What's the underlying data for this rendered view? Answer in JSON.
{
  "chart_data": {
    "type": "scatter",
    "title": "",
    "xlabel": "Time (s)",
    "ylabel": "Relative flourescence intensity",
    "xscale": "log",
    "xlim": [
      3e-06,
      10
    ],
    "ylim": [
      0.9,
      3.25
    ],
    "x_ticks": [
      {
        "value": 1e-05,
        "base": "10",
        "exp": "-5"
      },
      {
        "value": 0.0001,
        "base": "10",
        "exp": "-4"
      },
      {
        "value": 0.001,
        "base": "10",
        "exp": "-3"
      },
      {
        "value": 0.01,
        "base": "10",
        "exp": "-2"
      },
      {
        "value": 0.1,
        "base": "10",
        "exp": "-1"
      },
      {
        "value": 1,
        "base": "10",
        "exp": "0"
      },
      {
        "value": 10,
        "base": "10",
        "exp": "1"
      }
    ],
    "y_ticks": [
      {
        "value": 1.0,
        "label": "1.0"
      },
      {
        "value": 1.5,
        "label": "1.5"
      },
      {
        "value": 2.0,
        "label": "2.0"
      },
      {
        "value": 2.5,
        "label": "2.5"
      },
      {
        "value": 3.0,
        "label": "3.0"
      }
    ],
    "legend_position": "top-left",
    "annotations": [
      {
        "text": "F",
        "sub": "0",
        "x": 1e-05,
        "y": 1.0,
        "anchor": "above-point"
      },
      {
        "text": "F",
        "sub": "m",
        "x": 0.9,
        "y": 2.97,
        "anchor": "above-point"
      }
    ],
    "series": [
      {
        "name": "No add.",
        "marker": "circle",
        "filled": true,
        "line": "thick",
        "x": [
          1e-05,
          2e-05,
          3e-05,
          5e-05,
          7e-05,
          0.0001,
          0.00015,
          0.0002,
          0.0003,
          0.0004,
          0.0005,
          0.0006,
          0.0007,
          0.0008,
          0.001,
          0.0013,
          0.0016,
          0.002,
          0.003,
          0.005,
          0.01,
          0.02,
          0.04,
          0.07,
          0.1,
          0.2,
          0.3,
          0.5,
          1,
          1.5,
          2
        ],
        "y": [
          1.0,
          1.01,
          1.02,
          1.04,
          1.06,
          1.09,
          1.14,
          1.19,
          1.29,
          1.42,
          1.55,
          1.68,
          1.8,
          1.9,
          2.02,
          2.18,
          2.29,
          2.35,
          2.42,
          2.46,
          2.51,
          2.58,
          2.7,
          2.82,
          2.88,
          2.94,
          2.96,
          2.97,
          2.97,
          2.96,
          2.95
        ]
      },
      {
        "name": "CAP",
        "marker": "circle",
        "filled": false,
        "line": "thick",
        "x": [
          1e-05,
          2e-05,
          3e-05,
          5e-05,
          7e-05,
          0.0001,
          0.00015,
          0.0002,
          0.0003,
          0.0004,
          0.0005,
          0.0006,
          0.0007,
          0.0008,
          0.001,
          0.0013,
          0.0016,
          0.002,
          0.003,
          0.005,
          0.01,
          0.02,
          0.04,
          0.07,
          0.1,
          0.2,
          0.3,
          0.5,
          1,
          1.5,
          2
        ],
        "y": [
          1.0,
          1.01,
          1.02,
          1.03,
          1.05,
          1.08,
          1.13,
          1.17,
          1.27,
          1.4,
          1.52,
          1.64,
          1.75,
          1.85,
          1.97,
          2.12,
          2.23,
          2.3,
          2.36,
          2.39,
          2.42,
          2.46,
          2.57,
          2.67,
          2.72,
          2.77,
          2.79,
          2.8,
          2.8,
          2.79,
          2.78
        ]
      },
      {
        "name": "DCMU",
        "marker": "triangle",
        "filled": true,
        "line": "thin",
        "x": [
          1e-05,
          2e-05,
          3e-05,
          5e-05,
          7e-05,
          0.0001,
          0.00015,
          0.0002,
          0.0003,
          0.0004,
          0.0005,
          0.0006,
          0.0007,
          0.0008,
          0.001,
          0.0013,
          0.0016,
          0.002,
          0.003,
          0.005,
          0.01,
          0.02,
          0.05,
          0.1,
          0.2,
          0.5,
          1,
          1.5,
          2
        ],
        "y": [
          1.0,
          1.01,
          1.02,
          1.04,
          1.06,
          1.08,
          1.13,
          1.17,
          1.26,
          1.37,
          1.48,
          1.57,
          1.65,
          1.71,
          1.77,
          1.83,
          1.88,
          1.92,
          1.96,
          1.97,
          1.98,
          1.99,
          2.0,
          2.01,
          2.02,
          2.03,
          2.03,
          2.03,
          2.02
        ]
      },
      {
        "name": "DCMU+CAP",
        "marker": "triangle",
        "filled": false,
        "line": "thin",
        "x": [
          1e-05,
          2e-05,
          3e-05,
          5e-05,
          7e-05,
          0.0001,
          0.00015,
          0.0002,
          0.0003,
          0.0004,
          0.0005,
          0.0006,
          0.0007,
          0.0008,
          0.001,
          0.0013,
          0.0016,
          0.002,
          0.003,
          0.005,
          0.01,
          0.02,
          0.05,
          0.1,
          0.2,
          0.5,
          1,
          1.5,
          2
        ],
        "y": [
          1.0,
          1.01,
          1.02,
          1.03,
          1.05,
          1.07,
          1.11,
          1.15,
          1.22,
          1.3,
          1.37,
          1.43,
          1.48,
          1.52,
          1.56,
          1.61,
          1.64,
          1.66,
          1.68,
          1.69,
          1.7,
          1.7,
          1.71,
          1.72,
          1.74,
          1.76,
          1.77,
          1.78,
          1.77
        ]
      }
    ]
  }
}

※

■ DIRECTIONS: Please reproduce each line exactly as written.

■ EXERCISE ANSWER:
What's the underlying data for this rendered view? Answer in JSON.
{
  "chart_data": {
    "type": "scatter",
    "title": "",
    "xlabel": "Time (s)",
    "ylabel": "Relative flourescence intensity",
    "xscale": "log",
    "xlim": [
      3e-06,
      10
    ],
    "ylim": [
      0.9,
      3.25
    ],
    "x_ticks": [
      {
        "value": 1e-05,
        "base": "10",
        "exp": "-5"
      },
      {
        "value": 0.0001,
        "base": "10",
        "exp": "-4"
      },
      {
        "value": 0.001,
        "base": "10",
        "exp": "-3"
      },
      {
        "value": 0.01,
        "base": "10",
        "exp": "-2"
      },
      {
        "value": 0.1,
        "base": "10",
        "exp": "-1"
      },
      {
        "value": 1,
        "base": "10",
        "exp": "0"
      },
      {
        "value": 10,
        "base": "10",
        "exp": "1"
      }
    ],
    "y_ticks": [
      {
        "value": 1.0,
        "label": "1.0"
      },
      {
        "value": 1.5,
        "label": "1.5"
      },
      {
        "value": 2.0,
        "label": "2.0"
      },
      {
        "value": 2.5,
        "label": "2.5"
      },
      {
        "value": 3.0,
        "label": "3.0"
      }
    ],
    "legend_position": "top-left",
    "annotations": [
      {
        "text": "F",
        "sub": "0",
        "x": 1e-05,
        "y": 1.0,
        "anchor": "above-point"
      },
      {
        "text": "F",
        "sub": "m",
        "x": 0.9,
        "y": 2.97,
        "anchor": "above-point"
      }
    ],
    "series": [
      {
        "name": "No add.",
        "marker": "circle",
        "filled": true,
        "line": "thick",
        "x": [
          1e-05,
          2e-05,
          3e-05,
          5e-05,
          7e-05,
          0.0001,
          0.00015,
          0.0002,
          0.0003,
          0.0004,
          0.0005,
          0.0006,
          0.0007,
          0.0008,
          0.001,
          0.0013,
          0.0016,
          0.002,
          0.003,
          0.005,
          0.01,
          0.02,
          0.04,
          0.07,
          0.1,
          0.2,
          0.3,
          0.5,
          1,
          1.5,
          2
        ],
        "y": [
          1.0,
          1.01,
          1.02,
          1.04,
          1.06,
          1.09,
          1.14,
          1.19,
          1.29,
          1.42,
          1.55,
          1.68,
          1.8,
          1.9,
          2.02,
          2.18,
          2.29,
          2.35,
          2.42,
          2.46,
          2.51,
          2.58,
          2.7,
          2.82,
          2.88,
          2.94,
          2.96,
          2.97,
          2.97,
          2.96,
          2.95
        ]
      },
      {
        "name": "CAP",
        "marker": "circle",
        "filled": false,
        "line": "thick",
        "x": [
          1e-05,
          2e-05,
          3e-05,
          5e-05,
          7e-05,
          0.0001,
          0.00015,
          0.0002,
          0.0003,
          0.0004,
          0.0005,
          0.0006,
          0.0007,
          0.0008,
          0.001,
          0.0013,
          0.0016,
          0.002,
          0.003,
          0.005,
          0.01,
          0.02,
          0.04,
          0.07,
          0.1,
          0.2,
          0.3,
          0.5,
          1,
          1.5,
          2
        ],
        "y": [
          1.0,
          1.01,
          1.02,
          1.03,
          1.05,
          1.08,
          1.13,
          1.17,
          1.27,
          1.4,
          1.52,
          1.64,
          1.75,
          1.85,
          1.97,
          2.12,
          2.23,
          2.3,
          2.36,
          2.39,
          2.42,
          2.46,
          2.57,
          2.67,
          2.72,
          2.77,
          2.79,
          2.8,
          2.8,
          2.79,
          2.78
        ]
      },
      {
        "name": "DCMU",
        "marker": "triangle",
        "filled": true,
        "line": "thin",
        "x": [
          1e-05,
          2e-05,
          3e-05,
          5e-05,
          7e-05,
          0.0001,
          0.00015,
          0.0002,
          0.0003,
          0.0004,
          0.0005,
          0.0006,
          0.0007,
          0.0008,
          0.001,
          0.0013,
          0.0016,
          0.002,
          0.003,
          0.005,
          0.01,
          0.02,
          0.05,
          0.1,
          0.2,
          0.5,
          1,
          1.5,
          2
        ],
        "y": [
          1.0,
          1.01,
          1.02,
          1.04,
          1.06,
          1.08,
          1.13,
          1.17,
          1.26,
          1.37,
          1.48,
          1.57,
          1.65,
          1.71,
          1.77,
          1.83,
          1.88,
          1.92,
          1.96,
          1.97,
          1.98,
          1.99,
          2.0,
          2.01,
          2.02,
          2.03,
          2.03,
          2.03,
          2.02
        ]
      },
      {
        "name": "DCMU+CAP",
        "marker": "triangle",
        "filled": false,
        "line": "thin",
        "x": [
          1e-05,
          2e-05,
          3e-05,
          5e-05,
          7e-05,
          0.0001,
          0.00015,
          0.0002,
          0.0003,
          0.0004,
          0.0005,
          0.0006,
          0.0007,
          0.0008,
          0.001,
          0.0013,
          0.0016,
          0.002,
          0.003,
          0.005,
          0.01,
          0.02,
          0.05,
          0.1,
          0.2,
          0.5,
          1,
          1.5,
          2
        ],
        "y": [
          1.0,
          1.01,
          1.02,
          1.03,
          1.05,
          1.07,
          1.11,
          1.15,
          1.22,
          1.3,
          1.37,
          1.43,
          1.48,
          1.52,
          1.56,
          1.61,
          1.64,
          1.66,
          1.68,
          1.69,
          1.7,
          1.7,
          1.71,
          1.72,
          1.74,
          1.76,
          1.77,
          1.78,
          1.77
        ]
      }
    ]
  }
}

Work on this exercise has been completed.